DATA PROVIDED.
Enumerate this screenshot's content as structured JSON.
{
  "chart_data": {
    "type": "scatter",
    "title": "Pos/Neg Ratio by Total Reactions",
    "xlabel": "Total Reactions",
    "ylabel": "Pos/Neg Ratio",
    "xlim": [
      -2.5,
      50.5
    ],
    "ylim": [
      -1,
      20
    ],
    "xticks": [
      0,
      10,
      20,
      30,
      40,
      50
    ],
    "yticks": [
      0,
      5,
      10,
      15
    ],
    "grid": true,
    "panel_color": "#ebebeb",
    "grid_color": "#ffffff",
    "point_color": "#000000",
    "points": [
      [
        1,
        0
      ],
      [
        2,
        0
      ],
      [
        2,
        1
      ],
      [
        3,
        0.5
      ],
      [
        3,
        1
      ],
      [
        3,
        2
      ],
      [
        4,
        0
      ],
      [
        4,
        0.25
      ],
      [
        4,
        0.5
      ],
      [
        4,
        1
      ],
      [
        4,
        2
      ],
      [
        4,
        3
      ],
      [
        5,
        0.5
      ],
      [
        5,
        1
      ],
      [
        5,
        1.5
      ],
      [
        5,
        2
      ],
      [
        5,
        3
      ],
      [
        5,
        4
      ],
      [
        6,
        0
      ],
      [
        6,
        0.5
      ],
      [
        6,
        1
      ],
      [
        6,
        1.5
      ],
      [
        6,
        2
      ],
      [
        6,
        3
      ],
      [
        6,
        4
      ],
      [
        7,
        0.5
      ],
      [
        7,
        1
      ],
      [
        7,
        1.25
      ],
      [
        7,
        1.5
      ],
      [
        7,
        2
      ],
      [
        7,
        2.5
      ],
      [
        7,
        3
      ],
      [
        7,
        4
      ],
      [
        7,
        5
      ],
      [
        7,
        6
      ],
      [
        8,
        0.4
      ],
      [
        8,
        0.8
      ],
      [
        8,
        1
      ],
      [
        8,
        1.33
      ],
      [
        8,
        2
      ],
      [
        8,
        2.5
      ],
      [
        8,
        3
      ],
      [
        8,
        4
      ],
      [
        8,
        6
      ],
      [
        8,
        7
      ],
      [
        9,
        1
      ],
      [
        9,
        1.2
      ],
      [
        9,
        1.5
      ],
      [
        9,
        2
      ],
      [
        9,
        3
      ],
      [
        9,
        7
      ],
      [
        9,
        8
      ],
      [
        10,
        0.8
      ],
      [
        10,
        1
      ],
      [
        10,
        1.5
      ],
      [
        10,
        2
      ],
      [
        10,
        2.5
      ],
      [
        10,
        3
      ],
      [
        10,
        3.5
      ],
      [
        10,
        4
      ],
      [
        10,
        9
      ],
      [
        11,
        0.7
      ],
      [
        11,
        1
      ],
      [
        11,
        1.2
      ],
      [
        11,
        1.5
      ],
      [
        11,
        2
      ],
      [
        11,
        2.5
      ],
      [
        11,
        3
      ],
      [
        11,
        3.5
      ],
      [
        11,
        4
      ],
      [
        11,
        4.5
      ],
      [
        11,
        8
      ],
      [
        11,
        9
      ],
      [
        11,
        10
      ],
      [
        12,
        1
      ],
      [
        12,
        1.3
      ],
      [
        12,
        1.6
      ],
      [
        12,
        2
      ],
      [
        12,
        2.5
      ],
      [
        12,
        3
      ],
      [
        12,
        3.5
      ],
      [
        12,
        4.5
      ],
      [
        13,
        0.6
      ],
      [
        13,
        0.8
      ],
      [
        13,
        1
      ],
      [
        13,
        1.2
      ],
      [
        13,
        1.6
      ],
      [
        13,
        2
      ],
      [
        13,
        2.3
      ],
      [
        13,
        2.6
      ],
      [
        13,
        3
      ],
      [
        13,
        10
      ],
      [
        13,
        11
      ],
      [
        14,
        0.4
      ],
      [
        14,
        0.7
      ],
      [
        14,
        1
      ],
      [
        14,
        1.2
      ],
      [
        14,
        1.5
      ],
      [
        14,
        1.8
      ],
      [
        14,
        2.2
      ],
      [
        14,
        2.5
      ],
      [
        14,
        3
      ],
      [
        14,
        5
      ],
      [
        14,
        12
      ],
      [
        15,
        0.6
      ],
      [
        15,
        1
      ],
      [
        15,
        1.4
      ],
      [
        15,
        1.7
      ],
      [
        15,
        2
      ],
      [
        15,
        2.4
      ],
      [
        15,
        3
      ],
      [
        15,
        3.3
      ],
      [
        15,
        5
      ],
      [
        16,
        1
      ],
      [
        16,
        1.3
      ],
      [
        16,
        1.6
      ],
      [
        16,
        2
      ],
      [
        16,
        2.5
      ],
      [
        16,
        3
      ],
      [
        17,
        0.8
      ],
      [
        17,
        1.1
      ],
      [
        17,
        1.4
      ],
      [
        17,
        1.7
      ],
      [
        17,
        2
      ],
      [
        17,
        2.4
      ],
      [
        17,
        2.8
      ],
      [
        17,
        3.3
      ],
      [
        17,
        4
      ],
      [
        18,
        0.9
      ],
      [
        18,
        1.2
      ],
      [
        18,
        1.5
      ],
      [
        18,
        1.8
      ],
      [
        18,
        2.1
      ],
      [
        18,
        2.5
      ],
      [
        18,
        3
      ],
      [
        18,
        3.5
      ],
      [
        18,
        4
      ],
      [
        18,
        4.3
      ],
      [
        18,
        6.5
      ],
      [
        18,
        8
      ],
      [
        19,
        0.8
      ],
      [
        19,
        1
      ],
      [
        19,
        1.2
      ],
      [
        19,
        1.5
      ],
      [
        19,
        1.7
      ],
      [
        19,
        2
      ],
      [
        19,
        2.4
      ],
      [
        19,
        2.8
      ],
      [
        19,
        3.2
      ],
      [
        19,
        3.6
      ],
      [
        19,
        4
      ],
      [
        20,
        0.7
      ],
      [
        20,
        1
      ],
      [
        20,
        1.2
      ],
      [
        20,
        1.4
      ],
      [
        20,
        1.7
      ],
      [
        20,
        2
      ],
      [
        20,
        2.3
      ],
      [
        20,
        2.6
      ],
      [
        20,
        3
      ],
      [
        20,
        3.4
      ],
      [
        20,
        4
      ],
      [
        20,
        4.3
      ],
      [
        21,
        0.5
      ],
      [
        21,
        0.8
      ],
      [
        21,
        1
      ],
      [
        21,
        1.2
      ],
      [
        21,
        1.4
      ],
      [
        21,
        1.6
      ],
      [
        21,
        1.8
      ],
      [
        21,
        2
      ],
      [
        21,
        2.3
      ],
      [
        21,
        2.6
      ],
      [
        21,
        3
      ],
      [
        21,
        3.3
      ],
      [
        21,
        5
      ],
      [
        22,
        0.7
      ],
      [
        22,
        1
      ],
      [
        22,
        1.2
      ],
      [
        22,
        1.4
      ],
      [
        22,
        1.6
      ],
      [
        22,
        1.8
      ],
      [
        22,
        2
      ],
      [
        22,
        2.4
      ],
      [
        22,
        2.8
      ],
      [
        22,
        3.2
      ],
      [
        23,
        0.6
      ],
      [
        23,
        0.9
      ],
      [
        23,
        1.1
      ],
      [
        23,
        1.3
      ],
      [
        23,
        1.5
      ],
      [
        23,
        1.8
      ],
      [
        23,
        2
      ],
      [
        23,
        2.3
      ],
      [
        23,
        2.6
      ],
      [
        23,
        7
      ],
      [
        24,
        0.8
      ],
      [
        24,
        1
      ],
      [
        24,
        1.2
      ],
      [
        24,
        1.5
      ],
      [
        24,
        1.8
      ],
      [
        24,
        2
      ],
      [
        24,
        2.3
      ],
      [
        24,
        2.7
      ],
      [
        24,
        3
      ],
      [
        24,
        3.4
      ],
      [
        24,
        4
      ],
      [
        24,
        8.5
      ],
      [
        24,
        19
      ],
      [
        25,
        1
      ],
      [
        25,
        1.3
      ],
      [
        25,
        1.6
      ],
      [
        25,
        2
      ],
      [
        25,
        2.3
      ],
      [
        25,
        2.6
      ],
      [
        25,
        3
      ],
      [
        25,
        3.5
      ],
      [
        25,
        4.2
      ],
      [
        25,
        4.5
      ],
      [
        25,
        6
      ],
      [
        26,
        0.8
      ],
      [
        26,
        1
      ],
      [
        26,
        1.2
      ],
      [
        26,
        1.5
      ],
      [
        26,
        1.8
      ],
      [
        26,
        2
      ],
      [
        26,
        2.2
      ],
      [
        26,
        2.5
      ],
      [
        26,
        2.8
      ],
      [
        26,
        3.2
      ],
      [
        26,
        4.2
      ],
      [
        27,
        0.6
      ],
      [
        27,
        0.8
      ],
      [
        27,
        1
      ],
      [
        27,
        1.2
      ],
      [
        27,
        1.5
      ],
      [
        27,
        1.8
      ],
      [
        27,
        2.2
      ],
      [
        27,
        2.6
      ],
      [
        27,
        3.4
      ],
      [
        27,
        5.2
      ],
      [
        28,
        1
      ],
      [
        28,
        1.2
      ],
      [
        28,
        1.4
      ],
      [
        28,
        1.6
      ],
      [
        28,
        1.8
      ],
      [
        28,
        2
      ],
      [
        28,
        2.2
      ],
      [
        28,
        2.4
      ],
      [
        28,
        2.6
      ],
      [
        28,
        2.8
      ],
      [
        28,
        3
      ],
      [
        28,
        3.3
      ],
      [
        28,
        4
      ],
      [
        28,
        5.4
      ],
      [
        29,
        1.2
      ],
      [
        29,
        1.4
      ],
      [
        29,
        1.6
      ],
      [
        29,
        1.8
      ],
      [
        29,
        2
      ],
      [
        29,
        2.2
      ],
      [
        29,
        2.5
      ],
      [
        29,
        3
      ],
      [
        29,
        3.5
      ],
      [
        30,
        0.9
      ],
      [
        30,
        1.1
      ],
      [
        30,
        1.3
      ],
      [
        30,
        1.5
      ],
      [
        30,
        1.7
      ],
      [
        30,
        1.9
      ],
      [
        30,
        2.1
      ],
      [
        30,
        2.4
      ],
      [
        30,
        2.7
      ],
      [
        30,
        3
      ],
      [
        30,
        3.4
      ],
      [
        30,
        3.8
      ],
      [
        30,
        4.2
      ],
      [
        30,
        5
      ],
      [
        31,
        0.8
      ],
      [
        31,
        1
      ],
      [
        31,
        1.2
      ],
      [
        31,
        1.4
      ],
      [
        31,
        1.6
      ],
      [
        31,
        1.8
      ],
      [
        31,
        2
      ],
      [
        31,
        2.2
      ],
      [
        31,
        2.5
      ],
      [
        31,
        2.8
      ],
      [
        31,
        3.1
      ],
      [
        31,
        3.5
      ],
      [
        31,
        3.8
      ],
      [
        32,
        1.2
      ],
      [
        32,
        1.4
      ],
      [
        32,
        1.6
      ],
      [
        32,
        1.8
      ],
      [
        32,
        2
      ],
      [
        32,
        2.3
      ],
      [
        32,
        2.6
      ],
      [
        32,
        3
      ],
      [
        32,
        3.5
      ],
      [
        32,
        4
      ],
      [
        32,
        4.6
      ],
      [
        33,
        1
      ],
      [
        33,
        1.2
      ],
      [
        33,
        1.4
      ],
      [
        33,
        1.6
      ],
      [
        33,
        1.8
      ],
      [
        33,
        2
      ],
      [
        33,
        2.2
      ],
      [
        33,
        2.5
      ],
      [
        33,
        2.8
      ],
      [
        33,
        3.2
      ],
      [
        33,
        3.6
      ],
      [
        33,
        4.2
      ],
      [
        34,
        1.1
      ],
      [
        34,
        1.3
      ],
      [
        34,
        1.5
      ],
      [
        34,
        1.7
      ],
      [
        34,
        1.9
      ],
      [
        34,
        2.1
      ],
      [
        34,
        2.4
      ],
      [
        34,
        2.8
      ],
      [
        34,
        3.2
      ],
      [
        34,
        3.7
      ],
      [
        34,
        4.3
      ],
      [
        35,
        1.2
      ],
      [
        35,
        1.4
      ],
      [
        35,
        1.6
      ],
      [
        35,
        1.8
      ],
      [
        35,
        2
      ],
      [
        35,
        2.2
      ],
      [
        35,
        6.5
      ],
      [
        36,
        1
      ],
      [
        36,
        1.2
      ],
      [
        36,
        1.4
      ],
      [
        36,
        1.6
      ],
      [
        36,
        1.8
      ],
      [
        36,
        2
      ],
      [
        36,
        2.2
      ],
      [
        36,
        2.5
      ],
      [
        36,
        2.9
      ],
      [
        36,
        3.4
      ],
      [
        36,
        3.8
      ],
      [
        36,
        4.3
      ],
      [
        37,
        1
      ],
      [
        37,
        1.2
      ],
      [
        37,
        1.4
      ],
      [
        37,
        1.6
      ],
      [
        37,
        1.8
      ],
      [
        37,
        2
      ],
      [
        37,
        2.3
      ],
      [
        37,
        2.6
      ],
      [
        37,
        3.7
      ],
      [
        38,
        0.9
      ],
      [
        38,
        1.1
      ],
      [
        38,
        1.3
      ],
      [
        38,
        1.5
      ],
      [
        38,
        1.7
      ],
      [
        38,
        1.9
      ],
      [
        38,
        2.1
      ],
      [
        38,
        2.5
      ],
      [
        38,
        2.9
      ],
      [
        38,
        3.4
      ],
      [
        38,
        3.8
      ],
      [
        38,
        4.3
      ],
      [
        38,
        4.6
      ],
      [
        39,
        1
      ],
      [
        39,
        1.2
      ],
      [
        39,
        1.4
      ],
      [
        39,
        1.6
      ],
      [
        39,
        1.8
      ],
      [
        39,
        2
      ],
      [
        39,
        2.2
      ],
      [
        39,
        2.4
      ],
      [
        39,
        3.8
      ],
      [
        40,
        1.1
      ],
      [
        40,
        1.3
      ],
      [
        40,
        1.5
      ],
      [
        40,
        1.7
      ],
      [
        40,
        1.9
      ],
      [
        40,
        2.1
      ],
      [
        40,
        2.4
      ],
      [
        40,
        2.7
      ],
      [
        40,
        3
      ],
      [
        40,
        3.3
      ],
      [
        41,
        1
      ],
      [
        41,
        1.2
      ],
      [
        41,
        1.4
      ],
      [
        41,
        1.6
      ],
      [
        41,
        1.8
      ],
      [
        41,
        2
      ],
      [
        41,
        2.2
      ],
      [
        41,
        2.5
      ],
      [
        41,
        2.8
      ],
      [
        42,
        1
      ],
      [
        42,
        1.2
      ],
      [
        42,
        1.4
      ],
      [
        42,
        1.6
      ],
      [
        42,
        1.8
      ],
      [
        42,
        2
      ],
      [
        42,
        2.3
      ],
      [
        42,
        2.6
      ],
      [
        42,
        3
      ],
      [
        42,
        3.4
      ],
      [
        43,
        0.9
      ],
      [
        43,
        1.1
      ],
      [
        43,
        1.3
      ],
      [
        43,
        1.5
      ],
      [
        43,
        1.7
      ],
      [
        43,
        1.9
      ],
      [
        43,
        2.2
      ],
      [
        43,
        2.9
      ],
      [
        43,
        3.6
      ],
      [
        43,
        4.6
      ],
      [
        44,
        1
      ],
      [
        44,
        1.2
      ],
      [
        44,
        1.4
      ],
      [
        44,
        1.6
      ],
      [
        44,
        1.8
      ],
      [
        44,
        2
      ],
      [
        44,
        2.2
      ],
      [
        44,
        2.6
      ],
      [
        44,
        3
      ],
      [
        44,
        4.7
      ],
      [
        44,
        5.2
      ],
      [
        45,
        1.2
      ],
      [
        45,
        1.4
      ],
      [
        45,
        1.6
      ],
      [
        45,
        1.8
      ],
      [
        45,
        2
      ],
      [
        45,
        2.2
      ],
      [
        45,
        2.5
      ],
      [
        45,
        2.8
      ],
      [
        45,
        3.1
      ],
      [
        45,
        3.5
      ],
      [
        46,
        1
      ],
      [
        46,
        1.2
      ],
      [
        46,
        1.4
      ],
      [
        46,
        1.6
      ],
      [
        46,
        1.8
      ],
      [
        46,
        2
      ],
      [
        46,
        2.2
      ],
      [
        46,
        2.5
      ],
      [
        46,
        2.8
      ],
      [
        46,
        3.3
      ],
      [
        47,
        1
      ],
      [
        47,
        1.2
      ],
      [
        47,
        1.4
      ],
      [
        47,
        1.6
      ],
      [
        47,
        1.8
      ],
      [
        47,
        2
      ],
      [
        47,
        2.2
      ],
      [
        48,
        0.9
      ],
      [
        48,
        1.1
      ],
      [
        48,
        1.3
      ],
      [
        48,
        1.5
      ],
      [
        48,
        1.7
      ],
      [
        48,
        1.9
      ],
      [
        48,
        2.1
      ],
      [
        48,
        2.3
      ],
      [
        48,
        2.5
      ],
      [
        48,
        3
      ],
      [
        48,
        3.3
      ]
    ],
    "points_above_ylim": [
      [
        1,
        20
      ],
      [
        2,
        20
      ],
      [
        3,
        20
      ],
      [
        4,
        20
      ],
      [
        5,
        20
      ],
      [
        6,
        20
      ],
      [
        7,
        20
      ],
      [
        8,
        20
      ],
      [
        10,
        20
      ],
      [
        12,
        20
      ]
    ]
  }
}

WRITTEN PROBLEM. Using the listing above, locate the lines that hold "Total" and copy each one.

THE REPLY.
    "title": "Pos/Neg Ratio by Total Reactions",
    "xlabel": "Total Reactions",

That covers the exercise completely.